STATED EXERCISE.
Set down each record below precisely, skipping the pictures.

======== DATASET ENTRIES ========

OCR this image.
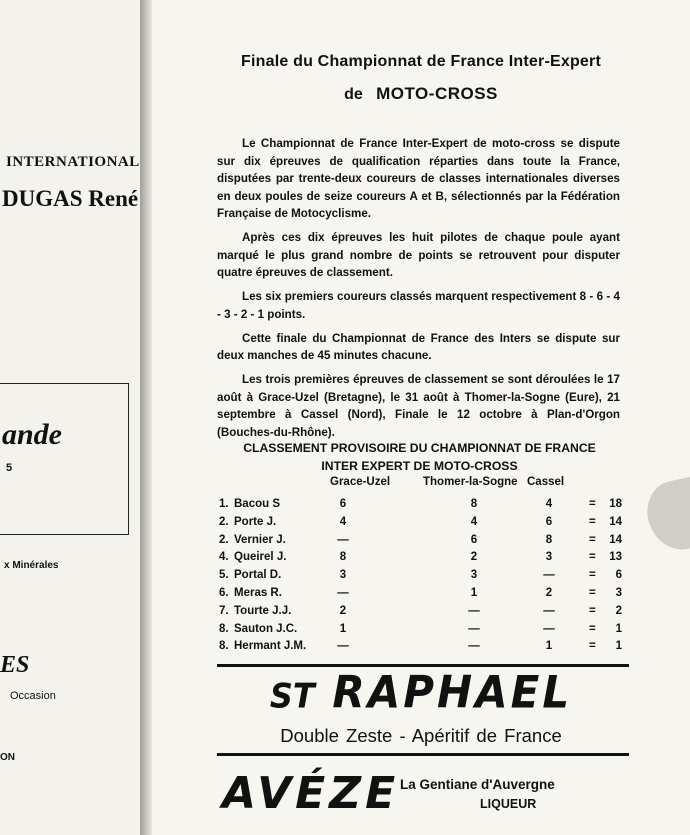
INTERNATIONAL
DUGAS René
ande
5
x Minérales
ES
Occasion
ON
Finale du Championnat de France Inter-Expert
de MOTO-CROSS

Le Championnat de France Inter-Expert de moto-cross se dispute sur dix épreuves de qualification réparties dans toute la France, disputées par trente-deux coureurs de classes internationales diverses en deux poules de seize coureurs A et B, sélectionnés par la Fédération Française de Motocyclisme.

Après ces dix épreuves les huit pilotes de chaque poule ayant marqué le plus grand nombre de points se retrouvent pour disputer quatre épreuves de classement.

Les six premiers coureurs classés marquent respectivement 8 - 6 - 4 - 3 - 2 - 1 points.

Cette finale du Championnat de France des Inters se dispute sur deux manches de 45 minutes chacune.

Les trois premières épreuves de classement se sont déroulées le 17 août à Grace-Uzel (Bretagne), le 31 août à Thomer-la-Sogne (Eure), 21 septembre à Cassel (Nord), Finale le 12 octobre à Plan-d'Orgon (Bouches-du-Rhône).

CLASSEMENT PROVISOIRE DU CHAMPIONNAT DE FRANCE
INTER EXPERT DE MOTO-CROSS
Grace-Uzel	Thomer-la-Sogne Cassel
1. Bacou S	6	8	4	=	18
2. Porte J.	4	4	6	=	14
2. Vernier J.	—	6	8	=	14
4. Queirel J.	8	2	3	=	13
5. Portal D.	3	3	—	=	6
6. Meras R.	—	1	2	=	3
7. Tourte J.J.	2	—	—	=	2
8. Sauton J.C.	1	—	—	=	1
8. Hermant J.M.	—	—	1	=	1
ST RAPHAEL
Double Zeste - Apéritif de France
AVÉZE La Gentiane d'Auvergne
LIQUEUR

========

FULL OUTPUT.
OCR this image.
INTERNATIONAL
DUGAS René
ande
5
x Minérales
ES
Occasion
ON
Finale du Championnat de France Inter-Expert
de MOTO-CROSS

Le Championnat de France Inter-Expert de moto-cross se dispute sur dix épreuves de qualification réparties dans toute la France, disputées par trente-deux coureurs de classes internationales diverses en deux poules de seize coureurs A et B, sélectionnés par la Fédération Française de Motocyclisme.

Après ces dix épreuves les huit pilotes de chaque poule ayant marqué le plus grand nombre de points se retrouvent pour disputer quatre épreuves de classement.

Les six premiers coureurs classés marquent respectivement 8 - 6 - 4 - 3 - 2 - 1 points.

Cette finale du Championnat de France des Inters se dispute sur deux manches de 45 minutes chacune.

Les trois premières épreuves de classement se sont déroulées le 17 août à Grace-Uzel (Bretagne), le 31 août à Thomer-la-Sogne (Eure), 21 septembre à Cassel (Nord), Finale le 12 octobre à Plan-d'Orgon (Bouches-du-Rhône).

CLASSEMENT PROVISOIRE DU CHAMPIONNAT DE FRANCE
INTER EXPERT DE MOTO-CROSS
Grace-Uzel	Thomer-la-Sogne Cassel
1. Bacou S	6	8	4	=	18
2. Porte J.	4	4	6	=	14
2. Vernier J.	—	6	8	=	14
4. Queirel J.	8	2	3	=	13
5. Portal D.	3	3	—	=	6
6. Meras R.	—	1	2	=	3
7. Tourte J.J.	2	—	—	=	2
8. Sauton J.C.	1	—	—	=	1
8. Hermant J.M.	—	—	1	=	1
ST RAPHAEL
Double Zeste - Apéritif de France
AVÉZE La Gentiane d'Auvergne
LIQUEUR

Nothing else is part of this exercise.